[Data for the task]
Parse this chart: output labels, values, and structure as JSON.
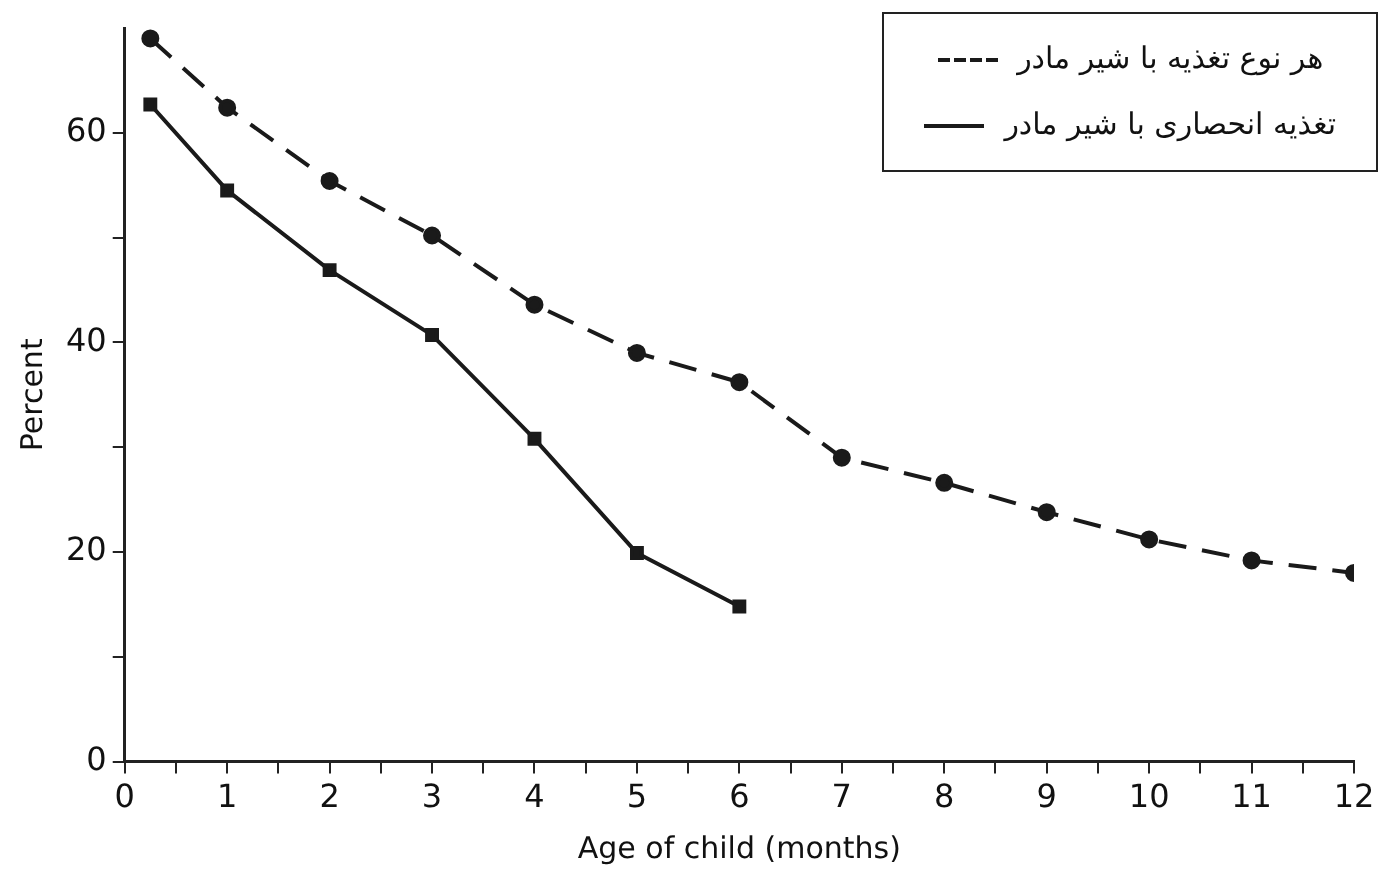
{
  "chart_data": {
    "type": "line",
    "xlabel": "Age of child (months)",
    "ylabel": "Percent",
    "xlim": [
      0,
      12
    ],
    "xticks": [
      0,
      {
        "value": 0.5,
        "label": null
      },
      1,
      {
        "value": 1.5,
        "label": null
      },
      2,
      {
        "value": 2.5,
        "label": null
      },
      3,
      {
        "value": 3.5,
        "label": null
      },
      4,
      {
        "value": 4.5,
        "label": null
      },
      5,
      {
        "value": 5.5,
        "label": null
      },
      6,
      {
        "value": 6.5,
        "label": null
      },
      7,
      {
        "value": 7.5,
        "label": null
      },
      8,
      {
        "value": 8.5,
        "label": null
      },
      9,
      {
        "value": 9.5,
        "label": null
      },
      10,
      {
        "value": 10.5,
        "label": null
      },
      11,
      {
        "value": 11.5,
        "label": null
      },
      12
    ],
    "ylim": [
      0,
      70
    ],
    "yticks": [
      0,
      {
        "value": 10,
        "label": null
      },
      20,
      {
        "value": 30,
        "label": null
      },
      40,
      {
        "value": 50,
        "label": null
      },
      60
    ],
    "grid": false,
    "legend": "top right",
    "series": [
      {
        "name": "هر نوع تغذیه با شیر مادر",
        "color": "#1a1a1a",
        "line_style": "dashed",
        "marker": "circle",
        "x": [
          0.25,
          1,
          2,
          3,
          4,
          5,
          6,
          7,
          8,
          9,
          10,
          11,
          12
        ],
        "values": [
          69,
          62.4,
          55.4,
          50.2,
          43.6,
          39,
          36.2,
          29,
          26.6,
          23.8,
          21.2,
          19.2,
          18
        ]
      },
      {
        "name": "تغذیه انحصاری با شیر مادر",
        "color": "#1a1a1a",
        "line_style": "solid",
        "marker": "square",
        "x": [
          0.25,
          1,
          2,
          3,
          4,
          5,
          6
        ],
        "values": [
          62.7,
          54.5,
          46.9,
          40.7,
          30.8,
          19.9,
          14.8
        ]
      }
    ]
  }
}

[Your objective]
Each record above must be returned exactly as written, with its pictures omitted.

[Response to this exercise]
Parse this chart: output labels, values, and structure as JSON.
{
  "chart_data": {
    "type": "line",
    "xlabel": "Age of child (months)",
    "ylabel": "Percent",
    "xlim": [
      0,
      12
    ],
    "xticks": [
      0,
      {
        "value": 0.5,
        "label": null
      },
      1,
      {
        "value": 1.5,
        "label": null
      },
      2,
      {
        "value": 2.5,
        "label": null
      },
      3,
      {
        "value": 3.5,
        "label": null
      },
      4,
      {
        "value": 4.5,
        "label": null
      },
      5,
      {
        "value": 5.5,
        "label": null
      },
      6,
      {
        "value": 6.5,
        "label": null
      },
      7,
      {
        "value": 7.5,
        "label": null
      },
      8,
      {
        "value": 8.5,
        "label": null
      },
      9,
      {
        "value": 9.5,
        "label": null
      },
      10,
      {
        "value": 10.5,
        "label": null
      },
      11,
      {
        "value": 11.5,
        "label": null
      },
      12
    ],
    "ylim": [
      0,
      70
    ],
    "yticks": [
      0,
      {
        "value": 10,
        "label": null
      },
      20,
      {
        "value": 30,
        "label": null
      },
      40,
      {
        "value": 50,
        "label": null
      },
      60
    ],
    "grid": false,
    "legend": "top right",
    "series": [
      {
        "name": "هر نوع تغذیه با شیر مادر",
        "color": "#1a1a1a",
        "line_style": "dashed",
        "marker": "circle",
        "x": [
          0.25,
          1,
          2,
          3,
          4,
          5,
          6,
          7,
          8,
          9,
          10,
          11,
          12
        ],
        "values": [
          69,
          62.4,
          55.4,
          50.2,
          43.6,
          39,
          36.2,
          29,
          26.6,
          23.8,
          21.2,
          19.2,
          18
        ]
      },
      {
        "name": "تغذیه انحصاری با شیر مادر",
        "color": "#1a1a1a",
        "line_style": "solid",
        "marker": "square",
        "x": [
          0.25,
          1,
          2,
          3,
          4,
          5,
          6
        ],
        "values": [
          62.7,
          54.5,
          46.9,
          40.7,
          30.8,
          19.9,
          14.8
        ]
      }
    ]
  }
}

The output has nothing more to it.